**What is required**
Go through the records underneath and write each one out again exactly.

**Task data**
- - - - - - -
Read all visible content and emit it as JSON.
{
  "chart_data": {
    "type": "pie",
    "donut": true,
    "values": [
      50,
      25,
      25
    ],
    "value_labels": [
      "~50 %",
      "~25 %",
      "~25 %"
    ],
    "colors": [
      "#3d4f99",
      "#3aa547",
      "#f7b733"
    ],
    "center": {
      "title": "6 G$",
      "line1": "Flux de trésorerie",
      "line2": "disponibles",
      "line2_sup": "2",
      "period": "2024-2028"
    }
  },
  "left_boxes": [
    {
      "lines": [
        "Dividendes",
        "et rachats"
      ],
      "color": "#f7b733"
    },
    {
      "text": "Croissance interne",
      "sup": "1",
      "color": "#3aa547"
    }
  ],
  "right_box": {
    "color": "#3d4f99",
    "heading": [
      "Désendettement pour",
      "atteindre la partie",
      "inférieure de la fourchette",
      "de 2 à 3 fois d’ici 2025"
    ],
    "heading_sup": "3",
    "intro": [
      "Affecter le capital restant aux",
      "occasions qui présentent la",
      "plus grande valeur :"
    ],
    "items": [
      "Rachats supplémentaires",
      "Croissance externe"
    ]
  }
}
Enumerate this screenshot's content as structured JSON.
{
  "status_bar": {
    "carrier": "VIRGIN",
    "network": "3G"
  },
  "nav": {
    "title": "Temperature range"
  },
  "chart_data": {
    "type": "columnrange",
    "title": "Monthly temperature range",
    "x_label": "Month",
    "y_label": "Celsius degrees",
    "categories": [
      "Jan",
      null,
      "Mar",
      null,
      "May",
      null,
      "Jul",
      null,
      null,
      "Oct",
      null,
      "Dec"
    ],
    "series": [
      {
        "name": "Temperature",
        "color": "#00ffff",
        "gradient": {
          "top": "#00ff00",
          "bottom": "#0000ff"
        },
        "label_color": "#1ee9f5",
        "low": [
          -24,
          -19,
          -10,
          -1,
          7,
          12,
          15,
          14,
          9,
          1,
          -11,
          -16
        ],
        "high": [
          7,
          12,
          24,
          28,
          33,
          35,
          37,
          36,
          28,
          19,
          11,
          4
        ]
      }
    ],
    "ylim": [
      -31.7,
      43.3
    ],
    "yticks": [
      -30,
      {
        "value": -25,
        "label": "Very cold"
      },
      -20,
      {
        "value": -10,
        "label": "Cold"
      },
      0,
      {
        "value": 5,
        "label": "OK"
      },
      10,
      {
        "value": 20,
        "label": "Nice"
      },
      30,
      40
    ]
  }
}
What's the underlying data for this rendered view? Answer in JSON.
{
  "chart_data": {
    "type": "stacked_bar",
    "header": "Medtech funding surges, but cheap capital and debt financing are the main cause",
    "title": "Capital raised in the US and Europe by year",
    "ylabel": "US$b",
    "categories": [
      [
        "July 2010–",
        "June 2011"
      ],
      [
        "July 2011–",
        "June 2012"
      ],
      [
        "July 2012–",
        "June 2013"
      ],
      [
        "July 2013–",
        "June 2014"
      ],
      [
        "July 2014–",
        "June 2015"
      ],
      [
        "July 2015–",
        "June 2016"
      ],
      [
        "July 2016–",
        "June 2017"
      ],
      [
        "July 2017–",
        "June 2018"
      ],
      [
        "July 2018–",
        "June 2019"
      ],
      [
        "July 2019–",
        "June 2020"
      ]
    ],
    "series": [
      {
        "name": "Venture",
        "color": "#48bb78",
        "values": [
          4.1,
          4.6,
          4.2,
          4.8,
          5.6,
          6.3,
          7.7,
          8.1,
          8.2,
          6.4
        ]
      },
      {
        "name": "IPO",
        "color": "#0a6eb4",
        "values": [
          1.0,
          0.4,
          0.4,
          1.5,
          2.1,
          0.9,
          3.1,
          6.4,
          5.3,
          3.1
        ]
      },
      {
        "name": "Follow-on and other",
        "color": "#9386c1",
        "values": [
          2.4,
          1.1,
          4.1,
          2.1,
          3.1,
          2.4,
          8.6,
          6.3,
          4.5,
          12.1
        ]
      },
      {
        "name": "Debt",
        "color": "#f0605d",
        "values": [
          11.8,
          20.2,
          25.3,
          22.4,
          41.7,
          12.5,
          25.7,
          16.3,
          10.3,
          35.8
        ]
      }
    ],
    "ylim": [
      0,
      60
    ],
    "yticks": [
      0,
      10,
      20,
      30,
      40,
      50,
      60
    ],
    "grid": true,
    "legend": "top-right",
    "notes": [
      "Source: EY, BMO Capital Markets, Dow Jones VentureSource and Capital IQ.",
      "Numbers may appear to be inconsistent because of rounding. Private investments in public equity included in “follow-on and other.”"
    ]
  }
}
- - - - - - -
**Answer to the exercise**
Read all visible content and emit it as JSON.
{
  "chart_data": {
    "type": "pie",
    "donut": true,
    "values": [
      50,
      25,
      25
    ],
    "value_labels": [
      "~50 %",
      "~25 %",
      "~25 %"
    ],
    "colors": [
      "#3d4f99",
      "#3aa547",
      "#f7b733"
    ],
    "center": {
      "title": "6 G$",
      "line1": "Flux de trésorerie",
      "line2": "disponibles",
      "line2_sup": "2",
      "period": "2024-2028"
    }
  },
  "left_boxes": [
    {
      "lines": [
        "Dividendes",
        "et rachats"
      ],
      "color": "#f7b733"
    },
    {
      "text": "Croissance interne",
      "sup": "1",
      "color": "#3aa547"
    }
  ],
  "right_box": {
    "color": "#3d4f99",
    "heading": [
      "Désendettement pour",
      "atteindre la partie",
      "inférieure de la fourchette",
      "de 2 à 3 fois d’ici 2025"
    ],
    "heading_sup": "3",
    "intro": [
      "Affecter le capital restant aux",
      "occasions qui présentent la",
      "plus grande valeur :"
    ],
    "items": [
      "Rachats supplémentaires",
      "Croissance externe"
    ]
  }
}
Enumerate this screenshot's content as structured JSON.
{
  "status_bar": {
    "carrier": "VIRGIN",
    "network": "3G"
  },
  "nav": {
    "title": "Temperature range"
  },
  "chart_data": {
    "type": "columnrange",
    "title": "Monthly temperature range",
    "x_label": "Month",
    "y_label": "Celsius degrees",
    "categories": [
      "Jan",
      null,
      "Mar",
      null,
      "May",
      null,
      "Jul",
      null,
      null,
      "Oct",
      null,
      "Dec"
    ],
    "series": [
      {
        "name": "Temperature",
        "color": "#00ffff",
        "gradient": {
          "top": "#00ff00",
          "bottom": "#0000ff"
        },
        "label_color": "#1ee9f5",
        "low": [
          -24,
          -19,
          -10,
          -1,
          7,
          12,
          15,
          14,
          9,
          1,
          -11,
          -16
        ],
        "high": [
          7,
          12,
          24,
          28,
          33,
          35,
          37,
          36,
          28,
          19,
          11,
          4
        ]
      }
    ],
    "ylim": [
      -31.7,
      43.3
    ],
    "yticks": [
      -30,
      {
        "value": -25,
        "label": "Very cold"
      },
      -20,
      {
        "value": -10,
        "label": "Cold"
      },
      0,
      {
        "value": 5,
        "label": "OK"
      },
      10,
      {
        "value": 20,
        "label": "Nice"
      },
      30,
      40
    ]
  }
}
What's the underlying data for this rendered view? Answer in JSON.
{
  "chart_data": {
    "type": "stacked_bar",
    "header": "Medtech funding surges, but cheap capital and debt financing are the main cause",
    "title": "Capital raised in the US and Europe by year",
    "ylabel": "US$b",
    "categories": [
      [
        "July 2010–",
        "June 2011"
      ],
      [
        "July 2011–",
        "June 2012"
      ],
      [
        "July 2012–",
        "June 2013"
      ],
      [
        "July 2013–",
        "June 2014"
      ],
      [
        "July 2014–",
        "June 2015"
      ],
      [
        "July 2015–",
        "June 2016"
      ],
      [
        "July 2016–",
        "June 2017"
      ],
      [
        "July 2017–",
        "June 2018"
      ],
      [
        "July 2018–",
        "June 2019"
      ],
      [
        "July 2019–",
        "June 2020"
      ]
    ],
    "series": [
      {
        "name": "Venture",
        "color": "#48bb78",
        "values": [
          4.1,
          4.6,
          4.2,
          4.8,
          5.6,
          6.3,
          7.7,
          8.1,
          8.2,
          6.4
        ]
      },
      {
        "name": "IPO",
        "color": "#0a6eb4",
        "values": [
          1.0,
          0.4,
          0.4,
          1.5,
          2.1,
          0.9,
          3.1,
          6.4,
          5.3,
          3.1
        ]
      },
      {
        "name": "Follow-on and other",
        "color": "#9386c1",
        "values": [
          2.4,
          1.1,
          4.1,
          2.1,
          3.1,
          2.4,
          8.6,
          6.3,
          4.5,
          12.1
        ]
      },
      {
        "name": "Debt",
        "color": "#f0605d",
        "values": [
          11.8,
          20.2,
          25.3,
          22.4,
          41.7,
          12.5,
          25.7,
          16.3,
          10.3,
          35.8
        ]
      }
    ],
    "ylim": [
      0,
      60
    ],
    "yticks": [
      0,
      10,
      20,
      30,
      40,
      50,
      60
    ],
    "grid": true,
    "legend": "top-right",
    "notes": [
      "Source: EY, BMO Capital Markets, Dow Jones VentureSource and Capital IQ.",
      "Numbers may appear to be inconsistent because of rounding. Private investments in public equity included in “follow-on and other.”"
    ]
  }
}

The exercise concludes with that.